◆ PROBLEM DETAILS
Reproduce all entries verbatim, with nothing added or dropped.

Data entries
++++++++
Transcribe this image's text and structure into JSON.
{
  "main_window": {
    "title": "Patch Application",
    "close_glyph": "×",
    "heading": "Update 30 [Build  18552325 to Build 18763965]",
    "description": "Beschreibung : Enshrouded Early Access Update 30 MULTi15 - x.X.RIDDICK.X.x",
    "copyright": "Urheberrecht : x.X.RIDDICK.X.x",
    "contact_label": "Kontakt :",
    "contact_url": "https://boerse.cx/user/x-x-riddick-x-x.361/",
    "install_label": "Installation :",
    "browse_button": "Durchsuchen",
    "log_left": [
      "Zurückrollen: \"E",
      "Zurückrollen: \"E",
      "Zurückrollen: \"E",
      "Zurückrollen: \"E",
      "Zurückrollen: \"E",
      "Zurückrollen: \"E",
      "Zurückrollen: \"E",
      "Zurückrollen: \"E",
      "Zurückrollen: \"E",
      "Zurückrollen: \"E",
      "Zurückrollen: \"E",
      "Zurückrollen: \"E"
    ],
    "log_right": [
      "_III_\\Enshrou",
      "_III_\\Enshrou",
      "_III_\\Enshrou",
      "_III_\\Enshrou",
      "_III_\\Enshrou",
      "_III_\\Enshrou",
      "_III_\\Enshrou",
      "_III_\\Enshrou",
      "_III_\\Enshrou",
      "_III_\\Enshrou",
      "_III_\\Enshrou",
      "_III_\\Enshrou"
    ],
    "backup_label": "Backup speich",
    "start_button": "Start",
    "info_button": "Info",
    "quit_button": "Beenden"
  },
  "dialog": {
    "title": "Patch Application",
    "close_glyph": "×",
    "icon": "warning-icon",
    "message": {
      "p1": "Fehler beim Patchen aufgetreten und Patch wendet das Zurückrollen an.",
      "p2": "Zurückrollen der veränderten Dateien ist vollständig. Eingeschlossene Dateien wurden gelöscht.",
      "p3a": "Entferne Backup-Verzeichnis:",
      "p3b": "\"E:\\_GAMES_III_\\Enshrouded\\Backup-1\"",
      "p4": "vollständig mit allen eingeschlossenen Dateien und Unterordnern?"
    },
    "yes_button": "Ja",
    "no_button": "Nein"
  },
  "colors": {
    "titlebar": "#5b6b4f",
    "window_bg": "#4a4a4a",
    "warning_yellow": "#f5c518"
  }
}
++++++++
◆ RESULT OF THIS TASK
Transcribe this image's text and structure into JSON.
{
  "main_window": {
    "title": "Patch Application",
    "close_glyph": "×",
    "heading": "Update 30 [Build  18552325 to Build 18763965]",
    "description": "Beschreibung : Enshrouded Early Access Update 30 MULTi15 - x.X.RIDDICK.X.x",
    "copyright": "Urheberrecht : x.X.RIDDICK.X.x",
    "contact_label": "Kontakt :",
    "contact_url": "https://boerse.cx/user/x-x-riddick-x-x.361/",
    "install_label": "Installation :",
    "browse_button": "Durchsuchen",
    "log_left": [
      "Zurückrollen: \"E",
      "Zurückrollen: \"E",
      "Zurückrollen: \"E",
      "Zurückrollen: \"E",
      "Zurückrollen: \"E",
      "Zurückrollen: \"E",
      "Zurückrollen: \"E",
      "Zurückrollen: \"E",
      "Zurückrollen: \"E",
      "Zurückrollen: \"E",
      "Zurückrollen: \"E",
      "Zurückrollen: \"E"
    ],
    "log_right": [
      "_III_\\Enshrou",
      "_III_\\Enshrou",
      "_III_\\Enshrou",
      "_III_\\Enshrou",
      "_III_\\Enshrou",
      "_III_\\Enshrou",
      "_III_\\Enshrou",
      "_III_\\Enshrou",
      "_III_\\Enshrou",
      "_III_\\Enshrou",
      "_III_\\Enshrou",
      "_III_\\Enshrou"
    ],
    "backup_label": "Backup speich",
    "start_button": "Start",
    "info_button": "Info",
    "quit_button": "Beenden"
  },
  "dialog": {
    "title": "Patch Application",
    "close_glyph": "×",
    "icon": "warning-icon",
    "message": {
      "p1": "Fehler beim Patchen aufgetreten und Patch wendet das Zurückrollen an.",
      "p2": "Zurückrollen der veränderten Dateien ist vollständig. Eingeschlossene Dateien wurden gelöscht.",
      "p3a": "Entferne Backup-Verzeichnis:",
      "p3b": "\"E:\\_GAMES_III_\\Enshrouded\\Backup-1\"",
      "p4": "vollständig mit allen eingeschlossenen Dateien und Unterordnern?"
    },
    "yes_button": "Ja",
    "no_button": "Nein"
  },
  "colors": {
    "titlebar": "#5b6b4f",
    "window_bg": "#4a4a4a",
    "warning_yellow": "#f5c518"
  }
}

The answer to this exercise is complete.